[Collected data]

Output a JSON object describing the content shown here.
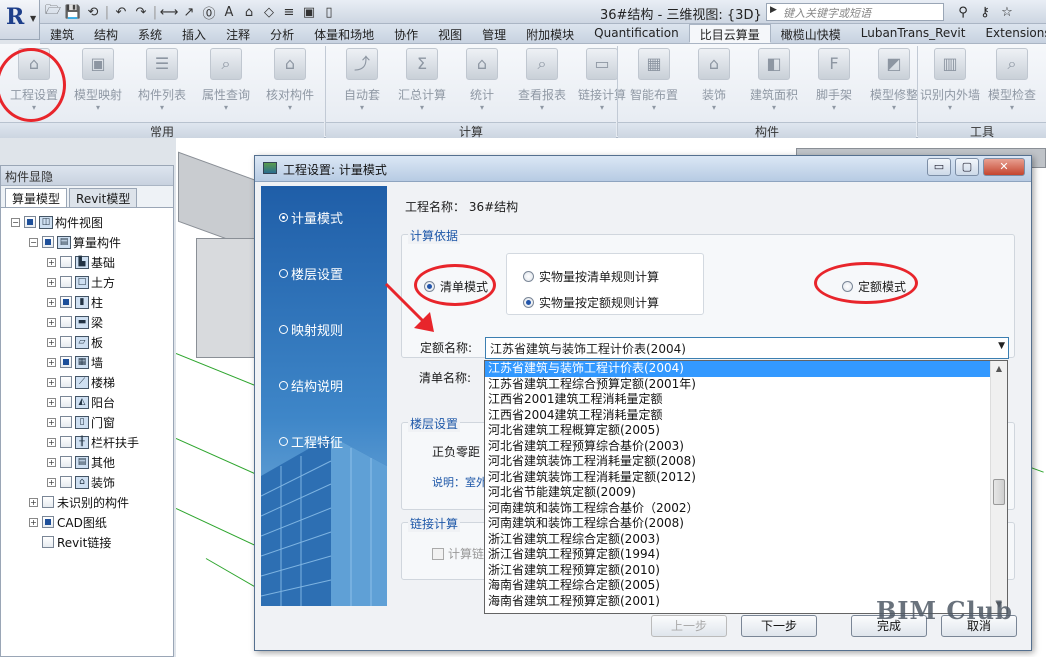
{
  "titlebar": {
    "window_title": "36#结构 - 三维视图: {3D}",
    "search_placeholder": "键入关键字或短语",
    "app_logo": "R",
    "qat_icons": [
      "open-icon",
      "save-icon",
      "sync-icon",
      "undo-icon",
      "redo-icon",
      "measure-icon",
      "dimension-icon",
      "tag-icon",
      "text-icon",
      "3d-icon",
      "section-icon",
      "thin-lines-icon",
      "close-hidden-icon",
      "switch-windows-icon"
    ],
    "right_icons": [
      "binoculars-icon",
      "key-icon",
      "star-icon"
    ]
  },
  "tabs": [
    "建筑",
    "结构",
    "系统",
    "插入",
    "注释",
    "分析",
    "体量和场地",
    "协作",
    "视图",
    "管理",
    "附加模块",
    "Quantification",
    "比目云算量",
    "橄榄山快模",
    "LubanTrans_Revit",
    "Extensions"
  ],
  "active_tab": "比目云算量",
  "ribbon": {
    "groups": [
      {
        "name": "常用",
        "buttons": [
          "工程设置",
          "模型映射",
          "构件列表",
          "属性查询",
          "核对构件"
        ]
      },
      {
        "name": "计算",
        "buttons": [
          "自动套",
          "汇总计算",
          "统计",
          "查看报表",
          "链接计算"
        ]
      },
      {
        "name": "构件",
        "buttons": [
          "智能布置",
          "装饰",
          "建筑面积",
          "脚手架",
          "模型修整"
        ]
      },
      {
        "name": "工具",
        "buttons": [
          "识别内外墙",
          "模型检查"
        ]
      }
    ],
    "button_icons": {
      "工程设置": "house-gear-icon",
      "模型映射": "cube-map-icon",
      "构件列表": "list-icon",
      "属性查询": "query-icon",
      "核对构件": "check-icon",
      "自动套": "auto-icon",
      "汇总计算": "sigma-icon",
      "统计": "house-chart-icon",
      "查看报表": "report-icon",
      "链接计算": "link-pc-icon",
      "智能布置": "grid-plus-icon",
      "装饰": "house-plus-icon",
      "建筑面积": "floor-area-icon",
      "脚手架": "scaffold-front-icon",
      "模型修整": "model-edit-icon",
      "识别内外墙": "wall-identify-icon",
      "模型检查": "model-check-icon"
    },
    "scaffold_badge": "Front"
  },
  "left_panel": {
    "title": "构件显隐",
    "tabs": [
      "算量模型",
      "Revit模型"
    ],
    "tree": [
      {
        "label": "构件视图",
        "level": 0,
        "expander": "−",
        "icon": "view-icon"
      },
      {
        "label": "算量构件",
        "level": 1,
        "expander": "−",
        "icon": "folder-icon"
      },
      {
        "label": "基础",
        "level": 2,
        "expander": "+",
        "icon": "foundation-icon"
      },
      {
        "label": "土方",
        "level": 2,
        "expander": "+",
        "icon": "earthwork-icon"
      },
      {
        "label": "柱",
        "level": 2,
        "expander": "+",
        "icon": "column-icon"
      },
      {
        "label": "梁",
        "level": 2,
        "expander": "+",
        "icon": "beam-icon"
      },
      {
        "label": "板",
        "level": 2,
        "expander": "+",
        "icon": "slab-icon"
      },
      {
        "label": "墙",
        "level": 2,
        "expander": "+",
        "icon": "wall-icon"
      },
      {
        "label": "楼梯",
        "level": 2,
        "expander": "+",
        "icon": "stair-icon"
      },
      {
        "label": "阳台",
        "level": 2,
        "expander": "+",
        "icon": "balcony-icon"
      },
      {
        "label": "门窗",
        "level": 2,
        "expander": "+",
        "icon": "door-window-icon"
      },
      {
        "label": "栏杆扶手",
        "level": 2,
        "expander": "+",
        "icon": "railing-icon"
      },
      {
        "label": "其他",
        "level": 2,
        "expander": "+",
        "icon": "other-icon"
      },
      {
        "label": "装饰",
        "level": 2,
        "expander": "+",
        "icon": "decoration-icon"
      },
      {
        "label": "未识别的构件",
        "level": 1,
        "expander": "+",
        "icon": ""
      },
      {
        "label": "CAD图纸",
        "level": 1,
        "expander": "+",
        "icon": ""
      },
      {
        "label": "Revit链接",
        "level": 1,
        "expander": "",
        "icon": ""
      }
    ]
  },
  "dialog": {
    "title": "工程设置: 计量模式",
    "window_buttons": [
      "▭",
      "▢",
      "✕"
    ],
    "side_items": [
      "计量模式",
      "楼层设置",
      "映射规则",
      "结构说明",
      "工程特征"
    ],
    "active_side": "计量模式",
    "project_label": "工程名称：",
    "project_name": "36#结构",
    "calc_basis_legend": "计算依据",
    "mode_list": "清单模式",
    "mode_quota": "定额模式",
    "rule_option_1": "实物量按清单规则计算",
    "rule_option_2": "实物量按定额规则计算",
    "quota_name_label": "定额名称:",
    "list_name_label": "清单名称:",
    "quota_selected": "江苏省建筑与装饰工程计价表(2004)",
    "quota_options": [
      "江苏省建筑与装饰工程计价表(2004)",
      "江苏省建筑工程综合预算定额(2001年)",
      "江西省2001建筑工程消耗量定额",
      "江西省2004建筑工程消耗量定额",
      "河北省建筑工程概算定额(2005)",
      "河北省建筑工程预算综合基价(2003)",
      "河北省建筑装饰工程消耗量定额(2008)",
      "河北省建筑装饰工程消耗量定额(2012)",
      "河北省节能建筑定额(2009)",
      "河南建筑和装饰工程综合基价（2002）",
      "河南建筑和装饰工程综合基价(2008)",
      "浙江省建筑工程综合定额(2003)",
      "浙江省建筑工程预算定额(1994)",
      "浙江省建筑工程预算定额(2010)",
      "海南省建筑工程综合定额(2005)",
      "海南省建筑工程预算定额(2001)"
    ],
    "floor_legend": "楼层设置",
    "floor_partial": "正负零距",
    "note_partial": "说明：室外",
    "link_legend": "链接计算",
    "link_checkbox": "计算链",
    "buttons": {
      "prev": "上一步",
      "next": "下一步",
      "finish": "完成",
      "cancel": "取消"
    }
  },
  "watermark": "BIM Club",
  "colors": {
    "selection": "#3399ff",
    "annotation_red": "#e8252b",
    "link_blue": "#1d57a8"
  }
}
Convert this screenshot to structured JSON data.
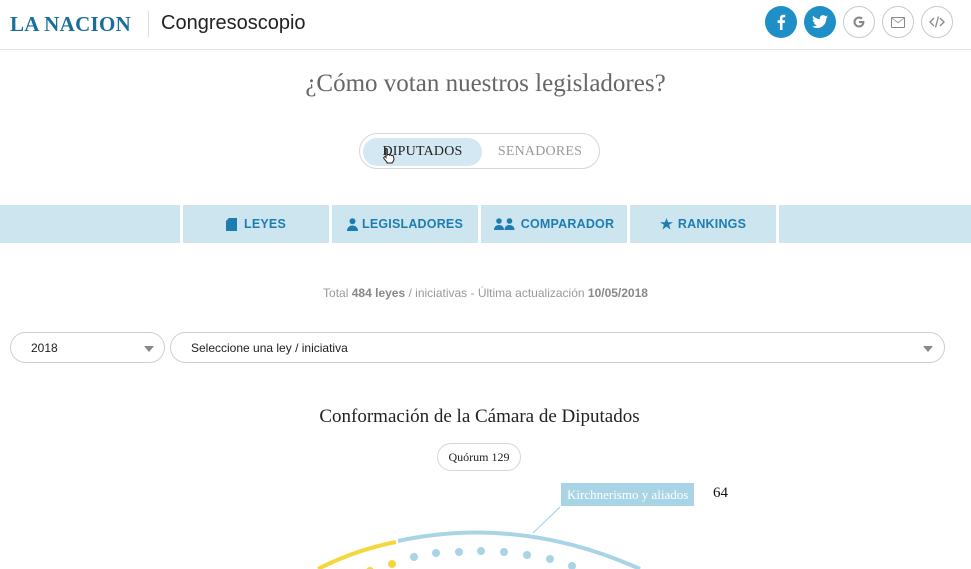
{
  "header": {
    "brand": "LA NACION",
    "app_name": "Congresoscopio",
    "share_icons": [
      "facebook-icon",
      "twitter-icon",
      "google-icon",
      "mail-icon",
      "embed-icon"
    ],
    "accent_color": "#1e8fc7"
  },
  "question": "¿Cómo votan nuestros legisladores?",
  "chamber_toggle": {
    "options": [
      "DIPUTADOS",
      "SENADORES"
    ],
    "selected": "DIPUTADOS"
  },
  "nav": {
    "items": [
      {
        "label": "LEYES",
        "icon": "document-icon"
      },
      {
        "label": "LEGISLADORES",
        "icon": "person-icon"
      },
      {
        "label": "COMPARADOR",
        "icon": "people-icon"
      },
      {
        "label": "RANKINGS",
        "icon": "star-icon"
      }
    ]
  },
  "totals": {
    "prefix": "Total",
    "count": "484 leyes",
    "middle": "/ iniciativas - Última actualización",
    "date": "10/05/2018"
  },
  "filters": {
    "year": "2018",
    "law": "Seleccione una ley / iniciativa"
  },
  "chamber": {
    "title": "Conformación de la Cámara de Diputados",
    "quorum": "Quórum 129",
    "highlight_party": "Kirchnerismo y aliados",
    "highlight_count": "64",
    "colors": {
      "kirchnerismo": "#a9d4e6",
      "cambiemos": "#f5d73c"
    }
  }
}
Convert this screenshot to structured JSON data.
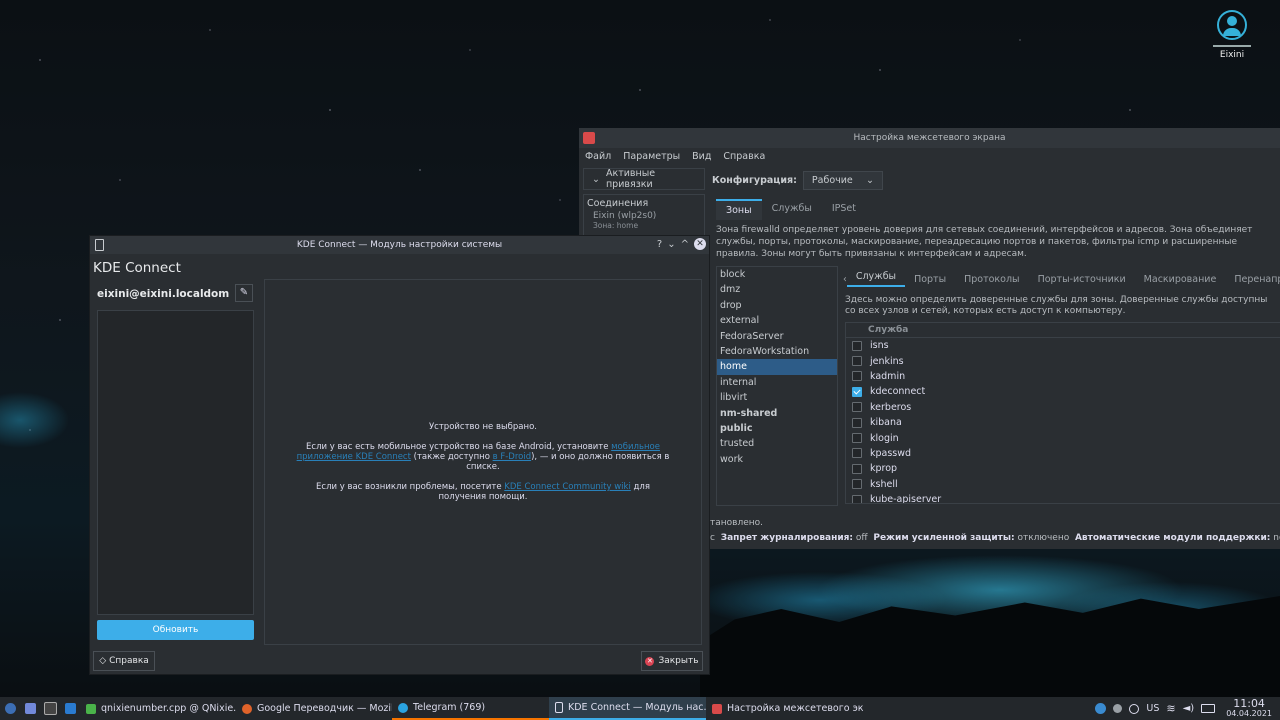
{
  "desktop": {
    "user_name": "Eixini"
  },
  "firewall": {
    "title": "Настройка межсетевого экрана",
    "menu": [
      "Файл",
      "Параметры",
      "Вид",
      "Справка"
    ],
    "active_bindings": "Активные привязки",
    "connections": {
      "header": "Соединения",
      "item": "Eixin (wlp2s0)",
      "zone": "Зона: home"
    },
    "config_label": "Конфигурация:",
    "config_value": "Рабочие",
    "tabs": [
      "Зоны",
      "Службы",
      "IPSet"
    ],
    "zone_desc": "Зона firewalld  определяет уровень доверия для сетевых соединений, интерфейсов и адресов. Зона объединяет службы, порты, протоколы, маскирование, переадресацию портов и пакетов, фильтры icmp и расширенные правила. Зоны могут быть привязаны к интерфейсам и адресам.",
    "zones": [
      "block",
      "dmz",
      "drop",
      "external",
      "FedoraServer",
      "FedoraWorkstation",
      "home",
      "internal",
      "libvirt",
      "nm-shared",
      "public",
      "trusted",
      "work"
    ],
    "subtabs": [
      "Службы",
      "Порты",
      "Протоколы",
      "Порты-источники",
      "Маскирование",
      "Перенаправление"
    ],
    "services_desc": "Здесь можно определить доверенные службы для зоны. Доверенные службы доступны со всех узлов и сетей, которых есть доступ к компьютеру.",
    "services_header": "Служба",
    "services": [
      {
        "name": "isns",
        "checked": false
      },
      {
        "name": "jenkins",
        "checked": false
      },
      {
        "name": "kadmin",
        "checked": false
      },
      {
        "name": "kdeconnect",
        "checked": true
      },
      {
        "name": "kerberos",
        "checked": false
      },
      {
        "name": "kibana",
        "checked": false
      },
      {
        "name": "klogin",
        "checked": false
      },
      {
        "name": "kpasswd",
        "checked": false
      },
      {
        "name": "kprop",
        "checked": false
      },
      {
        "name": "kshell",
        "checked": false
      },
      {
        "name": "kube-apiserver",
        "checked": false
      }
    ],
    "status_line": "тановлено.",
    "status": {
      "prefix": "с",
      "log_label": "Запрет журналирования:",
      "log_value": "off",
      "lock_label": "Режим усиленной защиты:",
      "lock_value": "отключено",
      "helpers_label": "Автоматические модули поддержки:",
      "helpers_value": "no"
    }
  },
  "kdeconnect": {
    "title": "KDE Connect — Модуль настройки системы",
    "title_btns": [
      "?",
      "⌄",
      "^"
    ],
    "app_title": "KDE Connect",
    "host": "eixini@eixini.localdom",
    "refresh": "Обновить",
    "no_device": "Устройство не выбрано.",
    "android_1": "Если у вас есть мобильное устройство на базе Android, установите ",
    "android_link1": "мобильное приложение KDE Connect",
    "android_2": " (также доступно ",
    "android_link2": "в F-Droid",
    "android_3": "), — и оно должно появиться в списке.",
    "issues_1": "Если у вас возникли проблемы, посетите ",
    "issues_link": "KDE Connect Community wiki",
    "issues_2": " для получения помощи.",
    "help": "Справка",
    "close": "Закрыть"
  },
  "taskbar": {
    "tasks": [
      "qnixienumber.cpp @ QNixie...",
      "Google Переводчик — Mozil...",
      "Telegram (769)",
      "KDE Connect — Модуль нас...",
      "Настройка межсетевого эк..."
    ],
    "kbd": "US",
    "time": "11:04",
    "date": "04.04.2021"
  },
  "colors": {
    "accent": "#3daee9",
    "selection": "#2d5c88",
    "window": "#2a2e32",
    "titlebar": "#31363b",
    "danger": "#da4453"
  }
}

Your task: Identify every line holding the word "浙江省建筑工程预算定额" and copy it out.

Task output:
      "浙江省建筑工程预算定额(1994)",
      "浙江省建筑工程预算定额(2010)",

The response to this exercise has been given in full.